Give an exact transcription of every line, dropping the images.

Entries with figure data:
'''

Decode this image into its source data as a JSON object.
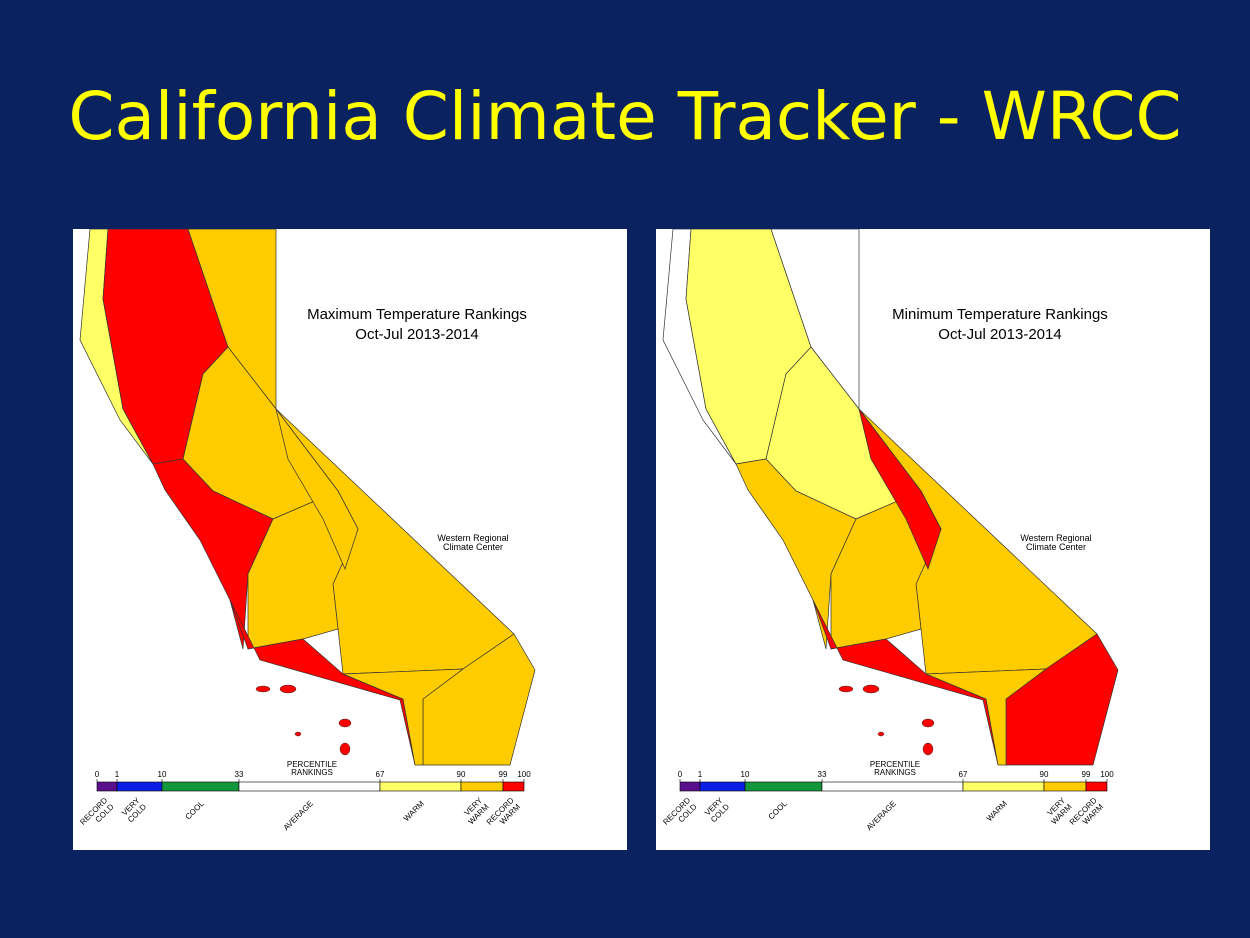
{
  "title": "California Climate Tracker - WRCC",
  "maps": [
    {
      "title": "Maximum Temperature Rankings",
      "period": "Oct-Jul 2013-2014",
      "credit": [
        "Western Regional",
        "Climate Center"
      ]
    },
    {
      "title": "Minimum Temperature Rankings",
      "period": "Oct-Jul 2013-2014",
      "credit": [
        "Western Regional",
        "Climate Center"
      ]
    }
  ],
  "legend": {
    "title": [
      "PERCENTILE",
      "RANKINGS"
    ],
    "ticks": [
      0,
      1,
      10,
      33,
      67,
      90,
      99,
      100
    ],
    "classes": [
      {
        "label": [
          "RECORD",
          "COLD"
        ],
        "color": "#5a0f8c"
      },
      {
        "label": [
          "VERY",
          "COLD"
        ],
        "color": "#0a1ee6"
      },
      {
        "label": [
          "COOL"
        ],
        "color": "#14963c"
      },
      {
        "label": [
          "AVERAGE"
        ],
        "color": "#ffffff"
      },
      {
        "label": [
          "WARM"
        ],
        "color": "#ffff66"
      },
      {
        "label": [
          "VERY",
          "WARM"
        ],
        "color": "#ffcc00"
      },
      {
        "label": [
          "RECORD",
          "WARM"
        ],
        "color": "#ff0000"
      }
    ]
  }
}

'''

▶ **Answer below**:
Decode this image into its source data as a JSON object.
{
  "title": "California Climate Tracker - WRCC",
  "maps": [
    {
      "title": "Maximum Temperature Rankings",
      "period": "Oct-Jul 2013-2014",
      "credit": [
        "Western Regional",
        "Climate Center"
      ]
    },
    {
      "title": "Minimum Temperature Rankings",
      "period": "Oct-Jul 2013-2014",
      "credit": [
        "Western Regional",
        "Climate Center"
      ]
    }
  ],
  "legend": {
    "title": [
      "PERCENTILE",
      "RANKINGS"
    ],
    "ticks": [
      0,
      1,
      10,
      33,
      67,
      90,
      99,
      100
    ],
    "classes": [
      {
        "label": [
          "RECORD",
          "COLD"
        ],
        "color": "#5a0f8c"
      },
      {
        "label": [
          "VERY",
          "COLD"
        ],
        "color": "#0a1ee6"
      },
      {
        "label": [
          "COOL"
        ],
        "color": "#14963c"
      },
      {
        "label": [
          "AVERAGE"
        ],
        "color": "#ffffff"
      },
      {
        "label": [
          "WARM"
        ],
        "color": "#ffff66"
      },
      {
        "label": [
          "VERY",
          "WARM"
        ],
        "color": "#ffcc00"
      },
      {
        "label": [
          "RECORD",
          "WARM"
        ],
        "color": "#ff0000"
      }
    ]
  }
}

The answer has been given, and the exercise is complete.